| Work required |
Can you retype every record below exactly as written?

======== Supplied data ========

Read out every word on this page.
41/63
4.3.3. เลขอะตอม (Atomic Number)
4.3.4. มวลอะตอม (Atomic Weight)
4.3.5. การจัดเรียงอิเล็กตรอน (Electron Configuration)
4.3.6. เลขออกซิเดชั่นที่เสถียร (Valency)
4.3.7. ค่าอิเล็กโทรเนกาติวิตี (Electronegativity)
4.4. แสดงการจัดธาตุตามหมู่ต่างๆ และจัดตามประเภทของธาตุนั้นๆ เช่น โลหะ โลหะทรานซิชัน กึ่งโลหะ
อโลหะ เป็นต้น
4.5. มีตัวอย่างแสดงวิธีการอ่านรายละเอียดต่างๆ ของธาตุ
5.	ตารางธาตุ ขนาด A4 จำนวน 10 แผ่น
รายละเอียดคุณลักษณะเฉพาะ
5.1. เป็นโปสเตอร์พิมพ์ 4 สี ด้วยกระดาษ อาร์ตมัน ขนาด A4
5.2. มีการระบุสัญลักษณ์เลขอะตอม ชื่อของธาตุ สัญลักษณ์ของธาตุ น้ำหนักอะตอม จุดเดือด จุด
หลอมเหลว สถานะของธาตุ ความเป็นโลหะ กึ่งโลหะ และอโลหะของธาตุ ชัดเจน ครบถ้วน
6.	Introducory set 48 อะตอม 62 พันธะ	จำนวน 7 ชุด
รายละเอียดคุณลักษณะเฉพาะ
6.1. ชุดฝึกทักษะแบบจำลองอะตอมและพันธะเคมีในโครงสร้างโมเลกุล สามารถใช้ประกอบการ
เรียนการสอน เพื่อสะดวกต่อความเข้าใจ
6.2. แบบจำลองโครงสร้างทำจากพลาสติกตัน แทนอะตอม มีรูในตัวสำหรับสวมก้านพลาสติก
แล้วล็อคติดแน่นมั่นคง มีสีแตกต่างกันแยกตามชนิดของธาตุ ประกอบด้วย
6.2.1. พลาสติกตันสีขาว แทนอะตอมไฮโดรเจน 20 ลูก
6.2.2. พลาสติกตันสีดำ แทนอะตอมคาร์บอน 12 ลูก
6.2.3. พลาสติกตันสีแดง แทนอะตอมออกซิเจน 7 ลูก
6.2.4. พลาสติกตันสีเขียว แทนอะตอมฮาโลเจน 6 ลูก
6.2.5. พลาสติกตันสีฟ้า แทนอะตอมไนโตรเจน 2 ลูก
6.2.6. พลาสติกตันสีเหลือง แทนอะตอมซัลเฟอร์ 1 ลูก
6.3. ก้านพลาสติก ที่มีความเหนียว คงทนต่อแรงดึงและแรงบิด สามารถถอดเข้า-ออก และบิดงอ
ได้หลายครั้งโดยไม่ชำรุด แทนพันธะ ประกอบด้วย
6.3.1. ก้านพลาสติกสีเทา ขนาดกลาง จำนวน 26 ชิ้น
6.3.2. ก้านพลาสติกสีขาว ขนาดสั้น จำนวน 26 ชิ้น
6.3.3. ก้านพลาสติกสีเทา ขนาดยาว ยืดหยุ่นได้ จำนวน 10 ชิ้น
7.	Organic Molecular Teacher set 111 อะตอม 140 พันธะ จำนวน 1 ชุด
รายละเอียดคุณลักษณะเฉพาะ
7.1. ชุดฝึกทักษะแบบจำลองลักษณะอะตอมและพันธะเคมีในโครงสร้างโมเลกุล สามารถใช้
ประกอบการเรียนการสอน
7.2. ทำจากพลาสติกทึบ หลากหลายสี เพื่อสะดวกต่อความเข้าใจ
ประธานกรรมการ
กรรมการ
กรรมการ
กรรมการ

========

| Solution |
Read out every word on this page.
41/63
4.3.3. เลขอะตอม (Atomic Number)
4.3.4. มวลอะตอม (Atomic Weight)
4.3.5. การจัดเรียงอิเล็กตรอน (Electron Configuration)
4.3.6. เลขออกซิเดชั่นที่เสถียร (Valency)
4.3.7. ค่าอิเล็กโทรเนกาติวิตี (Electronegativity)
4.4. แสดงการจัดธาตุตามหมู่ต่างๆ และจัดตามประเภทของธาตุนั้นๆ เช่น โลหะ โลหะทรานซิชัน กึ่งโลหะ
อโลหะ เป็นต้น
4.5. มีตัวอย่างแสดงวิธีการอ่านรายละเอียดต่างๆ ของธาตุ
5.	ตารางธาตุ ขนาด A4 จำนวน 10 แผ่น
รายละเอียดคุณลักษณะเฉพาะ
5.1. เป็นโปสเตอร์พิมพ์ 4 สี ด้วยกระดาษ อาร์ตมัน ขนาด A4
5.2. มีการระบุสัญลักษณ์เลขอะตอม ชื่อของธาตุ สัญลักษณ์ของธาตุ น้ำหนักอะตอม จุดเดือด จุด
หลอมเหลว สถานะของธาตุ ความเป็นโลหะ กึ่งโลหะ และอโลหะของธาตุ ชัดเจน ครบถ้วน
6.	Introducory set 48 อะตอม 62 พันธะ	จำนวน 7 ชุด
รายละเอียดคุณลักษณะเฉพาะ
6.1. ชุดฝึกทักษะแบบจำลองอะตอมและพันธะเคมีในโครงสร้างโมเลกุล สามารถใช้ประกอบการ
เรียนการสอน เพื่อสะดวกต่อความเข้าใจ
6.2. แบบจำลองโครงสร้างทำจากพลาสติกตัน แทนอะตอม มีรูในตัวสำหรับสวมก้านพลาสติก
แล้วล็อคติดแน่นมั่นคง มีสีแตกต่างกันแยกตามชนิดของธาตุ ประกอบด้วย
6.2.1. พลาสติกตันสีขาว แทนอะตอมไฮโดรเจน 20 ลูก
6.2.2. พลาสติกตันสีดำ แทนอะตอมคาร์บอน 12 ลูก
6.2.3. พลาสติกตันสีแดง แทนอะตอมออกซิเจน 7 ลูก
6.2.4. พลาสติกตันสีเขียว แทนอะตอมฮาโลเจน 6 ลูก
6.2.5. พลาสติกตันสีฟ้า แทนอะตอมไนโตรเจน 2 ลูก
6.2.6. พลาสติกตันสีเหลือง แทนอะตอมซัลเฟอร์ 1 ลูก
6.3. ก้านพลาสติก ที่มีความเหนียว คงทนต่อแรงดึงและแรงบิด สามารถถอดเข้า-ออก และบิดงอ
ได้หลายครั้งโดยไม่ชำรุด แทนพันธะ ประกอบด้วย
6.3.1. ก้านพลาสติกสีเทา ขนาดกลาง จำนวน 26 ชิ้น
6.3.2. ก้านพลาสติกสีขาว ขนาดสั้น จำนวน 26 ชิ้น
6.3.3. ก้านพลาสติกสีเทา ขนาดยาว ยืดหยุ่นได้ จำนวน 10 ชิ้น
7.	Organic Molecular Teacher set 111 อะตอม 140 พันธะ จำนวน 1 ชุด
รายละเอียดคุณลักษณะเฉพาะ
7.1. ชุดฝึกทักษะแบบจำลองลักษณะอะตอมและพันธะเคมีในโครงสร้างโมเลกุล สามารถใช้
ประกอบการเรียนการสอน
7.2. ทำจากพลาสติกทึบ หลากหลายสี เพื่อสะดวกต่อความเข้าใจ
ประธานกรรมการ
กรรมการ
กรรมการ
กรรมการ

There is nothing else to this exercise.